Amy
Wu
Summer
Internships in Science and Engineering, Stanford Linear Accelerator Center,
Stanford, CA
July
5, 2000
My partner Marilena
LoVerde and I work under the supervision of Dr. Aina Cohen and Dr. Paul
Ellis of the Protein Crystallography Department at the Stanford Synchrotron
Radiation Laboratory (SSRL). Our project for this summer has several components.
We will grow hen egg white lysozyme and recombinant sperm whale myoglobin
protein crystals under known conditions for the department’s staff use
as calibration standards. We will attempt to find ideal conditions in which
to grow gamma-aminobutyric acid (GABA) receptor protein crystals. We will
also develop a comprehensive, instructional web page for using the software
and hardware at the SSRL beam lines with relevant background information
and experiment setup, data collection and analysis guidelines.
At SSRL, electrons
travelling at high speeds in the electron storage ring emit radiation when
their path is bent by a magnetic field. The X-rays from this radiation
are stored and used at the SSRL beam lines. Since X-ray’s wavelength is
on the order of magnitude of atomic structure, these X-rays are used to
produce a diffraction pattern for any molecule in crystalline form. This
diffraction pattern is then used to discern the molecule’s structure. Crystalline
form is necessary to produce an interpretable diffraction pattern.

_Dataset extract_.

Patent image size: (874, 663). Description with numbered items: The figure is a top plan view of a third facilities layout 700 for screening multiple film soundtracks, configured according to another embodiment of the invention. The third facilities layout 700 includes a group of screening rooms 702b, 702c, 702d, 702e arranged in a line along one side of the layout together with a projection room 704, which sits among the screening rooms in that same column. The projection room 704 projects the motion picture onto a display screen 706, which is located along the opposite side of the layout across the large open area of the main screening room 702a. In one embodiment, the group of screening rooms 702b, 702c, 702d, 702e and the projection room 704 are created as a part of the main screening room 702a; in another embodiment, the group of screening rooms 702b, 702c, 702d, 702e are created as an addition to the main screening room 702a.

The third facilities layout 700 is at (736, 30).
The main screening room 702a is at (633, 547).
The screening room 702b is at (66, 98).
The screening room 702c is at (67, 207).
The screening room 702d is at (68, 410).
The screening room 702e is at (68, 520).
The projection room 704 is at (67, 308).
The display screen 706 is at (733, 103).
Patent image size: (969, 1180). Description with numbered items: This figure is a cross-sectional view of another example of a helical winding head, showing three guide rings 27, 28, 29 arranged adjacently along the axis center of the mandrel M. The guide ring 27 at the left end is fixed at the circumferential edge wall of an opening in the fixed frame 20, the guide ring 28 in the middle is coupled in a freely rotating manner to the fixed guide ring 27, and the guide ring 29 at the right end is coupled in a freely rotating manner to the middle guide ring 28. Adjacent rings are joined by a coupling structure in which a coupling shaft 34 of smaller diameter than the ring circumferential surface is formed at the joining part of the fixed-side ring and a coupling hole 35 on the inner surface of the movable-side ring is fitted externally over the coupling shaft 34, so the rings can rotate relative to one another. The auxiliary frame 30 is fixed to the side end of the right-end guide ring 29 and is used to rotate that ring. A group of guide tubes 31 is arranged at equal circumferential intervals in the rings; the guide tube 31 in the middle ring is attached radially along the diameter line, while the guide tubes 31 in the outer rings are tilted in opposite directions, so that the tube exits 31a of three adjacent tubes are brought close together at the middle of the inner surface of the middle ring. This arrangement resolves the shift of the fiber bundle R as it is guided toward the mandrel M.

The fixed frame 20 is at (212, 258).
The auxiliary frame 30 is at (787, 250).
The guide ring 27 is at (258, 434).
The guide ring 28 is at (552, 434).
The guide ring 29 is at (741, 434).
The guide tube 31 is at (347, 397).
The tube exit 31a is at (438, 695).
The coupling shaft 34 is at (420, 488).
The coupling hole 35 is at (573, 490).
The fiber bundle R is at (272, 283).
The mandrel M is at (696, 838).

_Required work_. Extend the internship report on protein crystallography at SSRL, beginning after its last sentence.

_Task response_.
Proteins, however,
do not naturally form crystals. They are highly sensitive to the conditions
in which other molecules are usually crystallized; certain temperatures,
pH levels or solution makeup destroys the protein molecules. Therefore,
a major feat in crystallography is to find the conditions necessary for
a protein to grow into crystalline form. Mari and I will try to do this
for the GABA receptor. Since GABA is a major inhibitory neurotransmitter
in all animals, if we find the right conditions for GABA receptor crystal
growth, then Dr. Cohen and Dr. Ellis can use the crystals for diffraction
experiments that will lead to the discovery of the receptor’s structure.
Knowing GABA receptor’s structure means that drugs can be developed for
inhibiting or enhancing GABA’s actions in the brain. This has enormous
medical significance for all diseases related to GABA.